### Collected data entries

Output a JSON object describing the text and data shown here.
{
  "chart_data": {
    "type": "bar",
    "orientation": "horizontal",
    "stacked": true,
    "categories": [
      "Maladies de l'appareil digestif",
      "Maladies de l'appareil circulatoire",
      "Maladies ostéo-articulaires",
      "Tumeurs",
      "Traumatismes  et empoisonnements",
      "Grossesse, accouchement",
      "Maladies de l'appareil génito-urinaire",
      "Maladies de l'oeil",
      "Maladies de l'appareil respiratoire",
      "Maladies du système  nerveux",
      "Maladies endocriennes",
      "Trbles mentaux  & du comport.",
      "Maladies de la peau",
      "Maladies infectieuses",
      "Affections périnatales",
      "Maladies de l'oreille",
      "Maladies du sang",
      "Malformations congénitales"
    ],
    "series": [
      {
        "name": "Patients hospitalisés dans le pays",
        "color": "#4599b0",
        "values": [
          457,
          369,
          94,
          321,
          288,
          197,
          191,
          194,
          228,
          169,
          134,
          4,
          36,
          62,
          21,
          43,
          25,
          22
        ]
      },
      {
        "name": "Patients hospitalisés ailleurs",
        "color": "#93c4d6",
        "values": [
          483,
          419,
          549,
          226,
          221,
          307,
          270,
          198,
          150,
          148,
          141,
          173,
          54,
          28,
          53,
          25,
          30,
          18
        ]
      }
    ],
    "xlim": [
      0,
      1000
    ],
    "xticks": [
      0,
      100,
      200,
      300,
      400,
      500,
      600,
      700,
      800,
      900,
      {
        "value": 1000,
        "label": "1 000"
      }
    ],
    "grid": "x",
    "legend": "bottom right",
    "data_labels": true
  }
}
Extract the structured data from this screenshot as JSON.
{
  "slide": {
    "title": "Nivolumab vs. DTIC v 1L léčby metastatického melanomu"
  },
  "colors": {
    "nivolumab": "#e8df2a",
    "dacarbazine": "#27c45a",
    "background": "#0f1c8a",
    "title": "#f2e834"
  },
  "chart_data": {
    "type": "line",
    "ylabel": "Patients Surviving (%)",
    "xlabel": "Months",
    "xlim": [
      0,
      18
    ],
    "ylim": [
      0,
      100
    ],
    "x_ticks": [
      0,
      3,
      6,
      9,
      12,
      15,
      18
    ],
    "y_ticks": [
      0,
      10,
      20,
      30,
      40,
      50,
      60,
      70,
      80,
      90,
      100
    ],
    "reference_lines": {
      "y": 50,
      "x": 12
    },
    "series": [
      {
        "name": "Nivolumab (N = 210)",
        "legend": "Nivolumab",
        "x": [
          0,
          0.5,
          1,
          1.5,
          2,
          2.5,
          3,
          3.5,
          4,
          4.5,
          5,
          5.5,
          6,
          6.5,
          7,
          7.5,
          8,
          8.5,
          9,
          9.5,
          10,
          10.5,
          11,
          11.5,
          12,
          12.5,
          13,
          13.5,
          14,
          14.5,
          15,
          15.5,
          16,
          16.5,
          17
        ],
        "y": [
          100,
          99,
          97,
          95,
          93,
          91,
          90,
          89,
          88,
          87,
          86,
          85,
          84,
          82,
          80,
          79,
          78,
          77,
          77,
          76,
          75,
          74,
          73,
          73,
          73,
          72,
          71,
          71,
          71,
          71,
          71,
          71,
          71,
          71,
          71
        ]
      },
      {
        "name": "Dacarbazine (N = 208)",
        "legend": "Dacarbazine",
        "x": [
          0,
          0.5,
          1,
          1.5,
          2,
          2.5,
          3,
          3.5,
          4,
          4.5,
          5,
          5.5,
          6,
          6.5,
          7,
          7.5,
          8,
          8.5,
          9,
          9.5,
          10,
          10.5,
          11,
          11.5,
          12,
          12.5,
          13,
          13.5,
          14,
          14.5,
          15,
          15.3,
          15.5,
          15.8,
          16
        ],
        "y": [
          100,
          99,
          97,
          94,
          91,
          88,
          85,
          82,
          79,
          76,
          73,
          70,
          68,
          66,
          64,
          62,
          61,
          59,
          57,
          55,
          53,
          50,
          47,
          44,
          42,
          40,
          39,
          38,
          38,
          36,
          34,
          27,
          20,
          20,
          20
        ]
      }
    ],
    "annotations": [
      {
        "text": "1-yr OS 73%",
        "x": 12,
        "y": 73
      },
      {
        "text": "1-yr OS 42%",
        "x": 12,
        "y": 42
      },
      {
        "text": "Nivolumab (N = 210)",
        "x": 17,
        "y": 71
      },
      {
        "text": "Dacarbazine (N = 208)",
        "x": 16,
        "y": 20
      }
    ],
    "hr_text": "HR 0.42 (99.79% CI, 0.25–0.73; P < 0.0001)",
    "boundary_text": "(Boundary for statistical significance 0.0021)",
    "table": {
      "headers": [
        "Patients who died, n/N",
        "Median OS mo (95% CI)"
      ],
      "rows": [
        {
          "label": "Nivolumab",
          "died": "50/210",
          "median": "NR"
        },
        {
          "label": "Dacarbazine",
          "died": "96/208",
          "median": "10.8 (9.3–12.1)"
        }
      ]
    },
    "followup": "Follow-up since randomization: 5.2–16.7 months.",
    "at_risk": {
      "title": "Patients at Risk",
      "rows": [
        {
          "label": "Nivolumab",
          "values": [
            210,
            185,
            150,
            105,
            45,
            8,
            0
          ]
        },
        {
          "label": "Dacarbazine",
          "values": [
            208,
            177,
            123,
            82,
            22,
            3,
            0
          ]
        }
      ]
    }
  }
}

### What the exercise asks
Of the lines above, show those in which "hospitalisés" appears.

### Answer below
        "name": "Patients hospitalisés dans le pays",
        "name": "Patients hospitalisés ailleurs",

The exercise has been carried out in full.